[Task directions]
Seek out every line containing the word "teams", and copy each.

--- Record extracts ---

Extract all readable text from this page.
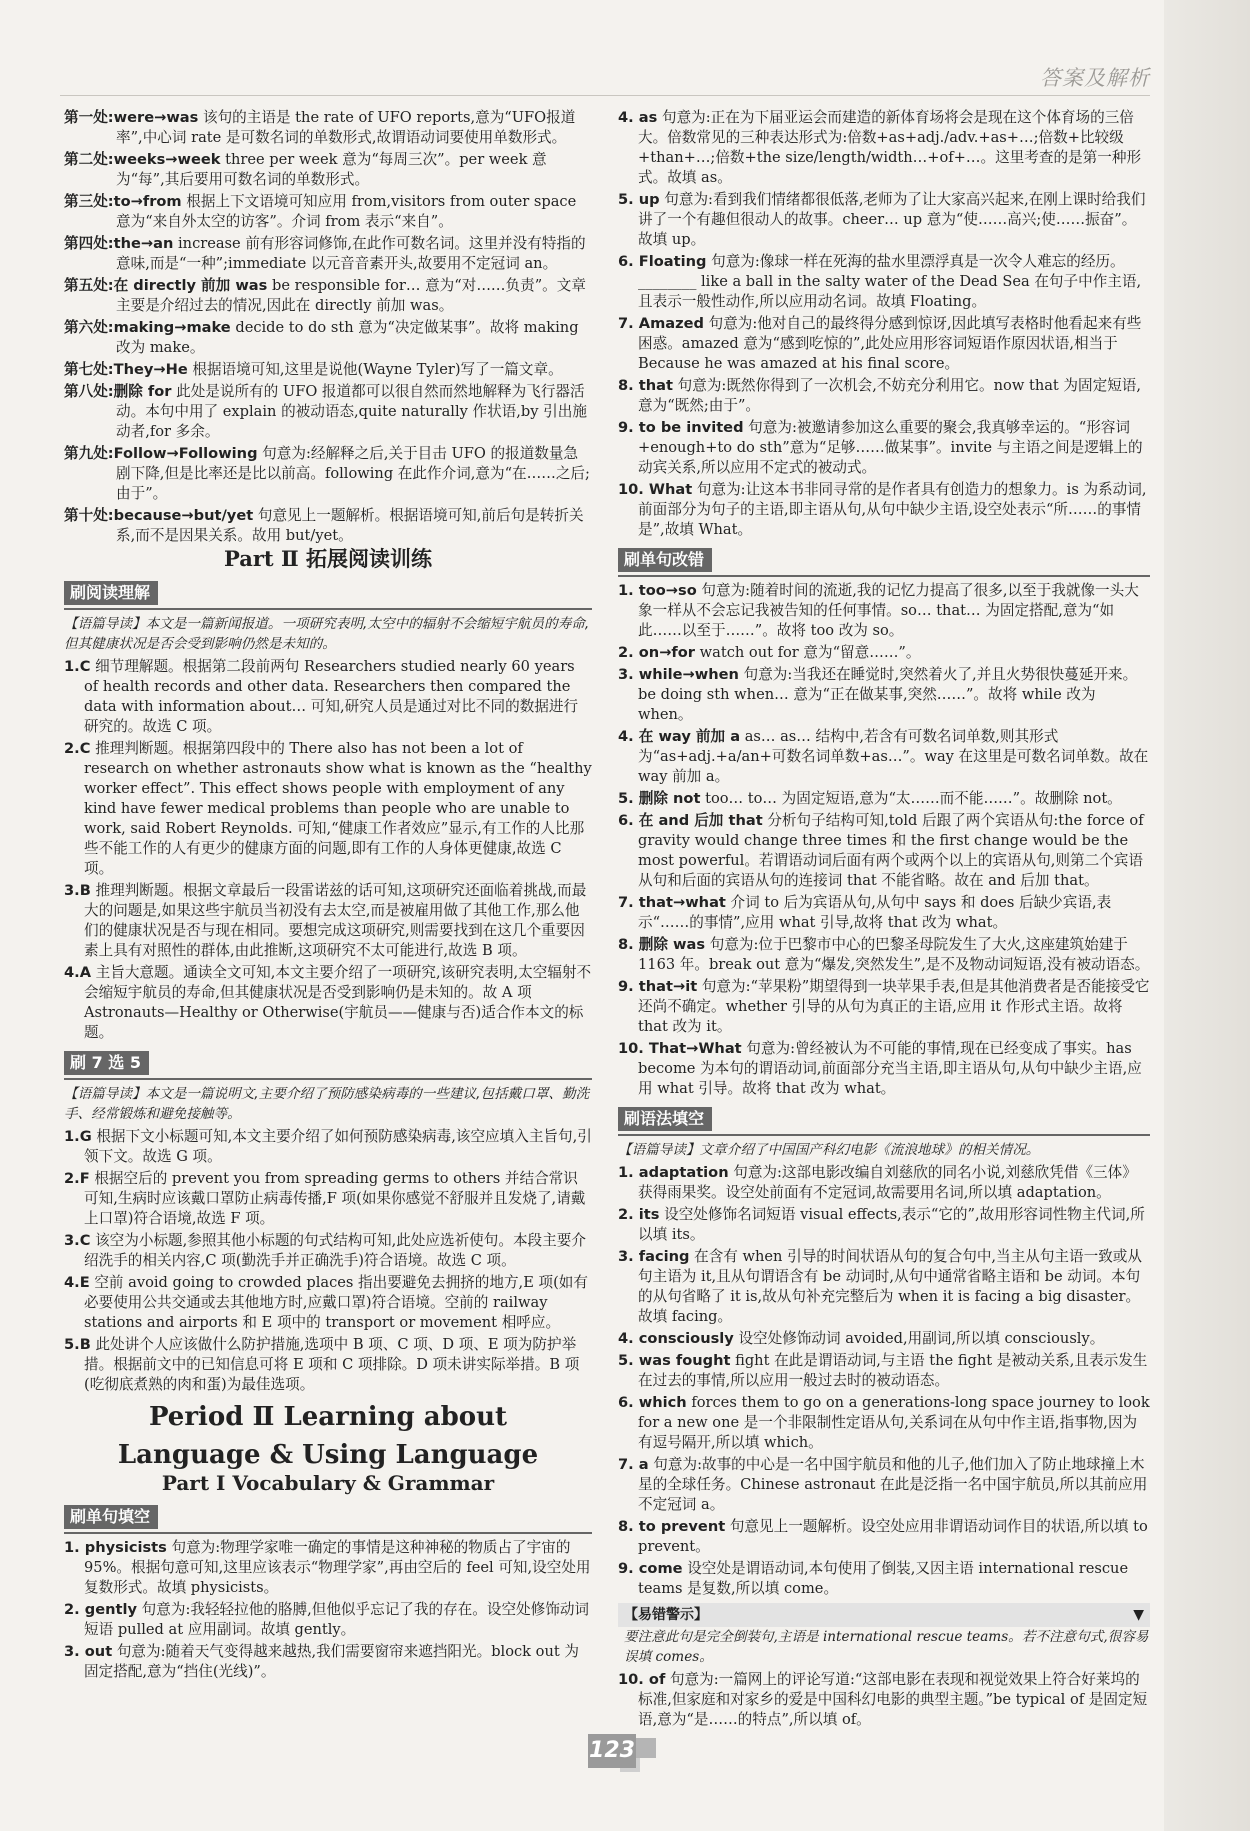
答案及解析
第一处:were→was 该句的主语是 the rate of UFO reports,意为“UFO报道率”,中心词 rate 是可数名词的单数形式,故谓语动词要使用单数形式。
第二处:weeks→week three per week 意为“每周三次”。per week 意为“每”,其后要用可数名词的单数形式。
第三处:to→from 根据上下文语境可知应用 from,visitors from outer space 意为“来自外太空的访客”。介词 from 表示“来自”。
第四处:the→an increase 前有形容词修饰,在此作可数名词。这里并没有特指的意味,而是“一种”;immediate 以元音音素开头,故要用不定冠词 an。
第五处:在 directly 前加 was be responsible for… 意为“对……负责”。文章主要是介绍过去的情况,因此在 directly 前加 was。
第六处:making→make decide to do sth 意为“决定做某事”。故将 making 改为 make。
第七处:They→He 根据语境可知,这里是说他(Wayne Tyler)写了一篇文章。
第八处:删除 for 此处是说所有的 UFO 报道都可以很自然而然地解释为飞行器活动。本句中用了 explain 的被动语态,quite naturally 作状语,by 引出施动者,for 多余。
第九处:Follow→Following 句意为:经解释之后,关于目击 UFO 的报道数量急剧下降,但是比率还是比以前高。following 在此作介词,意为“在……之后;由于”。
第十处:because→but/yet 句意见上一题解析。根据语境可知,前后句是转折关系,而不是因果关系。故用 but/yet。
Part Ⅱ 拓展阅读训练
刷阅读理解
【语篇导读】本文是一篇新闻报道。一项研究表明,太空中的辐射不会缩短宇航员的寿命,但其健康状况是否会受到影响仍然是未知的。
1.C 细节理解题。根据第二段前两句 Researchers studied nearly 60 years of health records and other data. Researchers then compared the data with information about… 可知,研究人员是通过对比不同的数据进行研究的。故选 C 项。
2.C 推理判断题。根据第四段中的 There also has not been a lot of research on whether astronauts show what is known as the “healthy worker effect”. This effect shows people with employment of any kind have fewer medical problems than people who are unable to work, said Robert Reynolds. 可知,“健康工作者效应”显示,有工作的人比那些不能工作的人有更少的健康方面的问题,即有工作的人身体更健康,故选 C 项。
3.B 推理判断题。根据文章最后一段雷诺兹的话可知,这项研究还面临着挑战,而最大的问题是,如果这些宇航员当初没有去太空,而是被雇用做了其他工作,那么他们的健康状况是否与现在相同。要想完成这项研究,则需要找到在这几个重要因素上具有对照性的群体,由此推断,这项研究不太可能进行,故选 B 项。
4.A 主旨大意题。通读全文可知,本文主要介绍了一项研究,该研究表明,太空辐射不会缩短宇航员的寿命,但其健康状况是否受到影响仍是未知的。故 A 项 Astronauts—Healthy or Otherwise(宇航员——健康与否)适合作本文的标题。
刷 7 选 5
【语篇导读】本文是一篇说明文,主要介绍了预防感染病毒的一些建议,包括戴口罩、勤洗手、经常锻炼和避免接触等。
1.G 根据下文小标题可知,本文主要介绍了如何预防感染病毒,该空应填入主旨句,引领下文。故选 G 项。
2.F 根据空后的 prevent you from spreading germs to others 并结合常识可知,生病时应该戴口罩防止病毒传播,F 项(如果你感觉不舒服并且发烧了,请戴上口罩)符合语境,故选 F 项。
3.C 该空为小标题,参照其他小标题的句式结构可知,此处应选祈使句。本段主要介绍洗手的相关内容,C 项(勤洗手并正确洗手)符合语境。故选 C 项。
4.E 空前 avoid going to crowded places 指出要避免去拥挤的地方,E 项(如有必要使用公共交通或去其他地方时,应戴口罩)符合语境。空前的 railway stations and airports 和 E 项中的 transport or movement 相呼应。
5.B 此处讲个人应该做什么防护措施,选项中 B 项、C 项、D 项、E 项为防护举措。根据前文中的已知信息可将 E 项和 C 项排除。D 项未讲实际举措。B 项(吃彻底煮熟的肉和蛋)为最佳选项。
Period Ⅱ Learning about
Language & Using Language
Part Ⅰ Vocabulary & Grammar
刷单句填空
1. physicists 句意为:物理学家唯一确定的事情是这种神秘的物质占了宇宙的 95%。根据句意可知,这里应该表示“物理学家”,再由空后的 feel 可知,设空处用复数形式。故填 physicists。
2. gently 句意为:我轻轻拉他的胳膊,但他似乎忘记了我的存在。设空处修饰动词短语 pulled at 应用副词。故填 gently。
3. out 句意为:随着天气变得越来越热,我们需要窗帘来遮挡阳光。block out 为固定搭配,意为“挡住(光线)”。
4. as 句意为:正在为下届亚运会而建造的新体育场将会是现在这个体育场的三倍大。倍数常见的三种表达形式为:倍数+as+adj./adv.+as+…;倍数+比较级+than+…;倍数+the size/length/width…+of+…。这里考查的是第一种形式。故填 as。
5. up 句意为:看到我们情绪都很低落,老师为了让大家高兴起来,在刚上课时给我们讲了一个有趣但很动人的故事。cheer… up 意为“使……高兴;使……振奋”。故填 up。
6. Floating 句意为:像球一样在死海的盐水里漂浮真是一次令人难忘的经历。________ like a ball in the salty water of the Dead Sea 在句子中作主语,且表示一般性动作,所以应用动名词。故填 Floating。
7. Amazed 句意为:他对自己的最终得分感到惊讶,因此填写表格时他看起来有些困惑。amazed 意为“感到吃惊的”,此处应用形容词短语作原因状语,相当于 Because he was amazed at his final score。
8. that 句意为:既然你得到了一次机会,不妨充分利用它。now that 为固定短语,意为“既然;由于”。
9. to be invited 句意为:被邀请参加这么重要的聚会,我真够幸运的。“形容词+enough+to do sth”意为“足够……做某事”。invite 与主语之间是逻辑上的动宾关系,所以应用不定式的被动式。
10. What 句意为:让这本书非同寻常的是作者具有创造力的想象力。is 为系动词,前面部分为句子的主语,即主语从句,从句中缺少主语,设空处表示“所……的事情是”,故填 What。
刷单句改错
1. too→so 句意为:随着时间的流逝,我的记忆力提高了很多,以至于我就像一头大象一样从不会忘记我被告知的任何事情。so… that… 为固定搭配,意为“如此……以至于……”。故将 too 改为 so。
2. on→for watch out for 意为“留意……”。
3. while→when 句意为:当我还在睡觉时,突然着火了,并且火势很快蔓延开来。be doing sth when… 意为“正在做某事,突然……”。故将 while 改为 when。
4. 在 way 前加 a as… as… 结构中,若含有可数名词单数,则其形式为“as+adj.+a/an+可数名词单数+as…”。way 在这里是可数名词单数。故在 way 前加 a。
5. 删除 not too… to… 为固定短语,意为“太……而不能……”。故删除 not。
6. 在 and 后加 that 分析句子结构可知,told 后跟了两个宾语从句:the force of gravity would change three times 和 the first change would be the most powerful。若谓语动词后面有两个或两个以上的宾语从句,则第二个宾语从句和后面的宾语从句的连接词 that 不能省略。故在 and 后加 that。
7. that→what 介词 to 后为宾语从句,从句中 says 和 does 后缺少宾语,表示“……的事情”,应用 what 引导,故将 that 改为 what。
8. 删除 was 句意为:位于巴黎市中心的巴黎圣母院发生了大火,这座建筑始建于 1163 年。break out 意为“爆发,突然发生”,是不及物动词短语,没有被动语态。
9. that→it 句意为:“苹果粉”期望得到一块苹果手表,但是其他消费者是否能接受它还尚不确定。whether 引导的从句为真正的主语,应用 it 作形式主语。故将 that 改为 it。
10. That→What 句意为:曾经被认为不可能的事情,现在已经变成了事实。has become 为本句的谓语动词,前面部分充当主语,即主语从句,从句中缺少主语,应用 what 引导。故将 that 改为 what。
刷语法填空
【语篇导读】文章介绍了中国国产科幻电影《流浪地球》的相关情况。
1. adaptation 句意为:这部电影改编自刘慈欣的同名小说,刘慈欣凭借《三体》获得雨果奖。设空处前面有不定冠词,故需要用名词,所以填 adaptation。
2. its 设空处修饰名词短语 visual effects,表示“它的”,故用形容词性物主代词,所以填 its。
3. facing 在含有 when 引导的时间状语从句的复合句中,当主从句主语一致或从句主语为 it,且从句谓语含有 be 动词时,从句中通常省略主语和 be 动词。本句的从句省略了 it is,故从句补充完整后为 when it is facing a big disaster。故填 facing。
4. consciously 设空处修饰动词 avoided,用副词,所以填 consciously。
5. was fought fight 在此是谓语动词,与主语 the fight 是被动关系,且表示发生在过去的事情,所以应用一般过去时的被动语态。
6. which forces them to go on a generations-long space journey to look for a new one 是一个非限制性定语从句,关系词在从句中作主语,指事物,因为有逗号隔开,所以填 which。
7. a 句意为:故事的中心是一名中国宇航员和他的儿子,他们加入了防止地球撞上木星的全球任务。Chinese astronaut 在此是泛指一名中国宇航员,所以其前应用不定冠词 a。
8. to prevent 句意见上一题解析。设空处应用非谓语动词作目的状语,所以填 to prevent。
9. come 设空处是谓语动词,本句使用了倒装,又因主语 international rescue teams 是复数,所以填 come。
【易错警示】	▼
要注意此句是完全倒装句,主语是 international rescue teams。若不注意句式,很容易误填 comes。
10. of 句意为:一篇网上的评论写道:“这部电影在表现和视觉效果上符合好莱坞的标准,但家庭和对家乡的爱是中国科幻电影的典型主题。”be typical of 是固定短语,意为“是……的特点”,所以填 of。
123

---

[Completed task]
9. come 设空处是谓语动词,本句使用了倒装,又因主语 international rescue teams 是复数,所以填 come。
要注意此句是完全倒装句,主语是 international rescue teams。若不注意句式,很容易误填 comes。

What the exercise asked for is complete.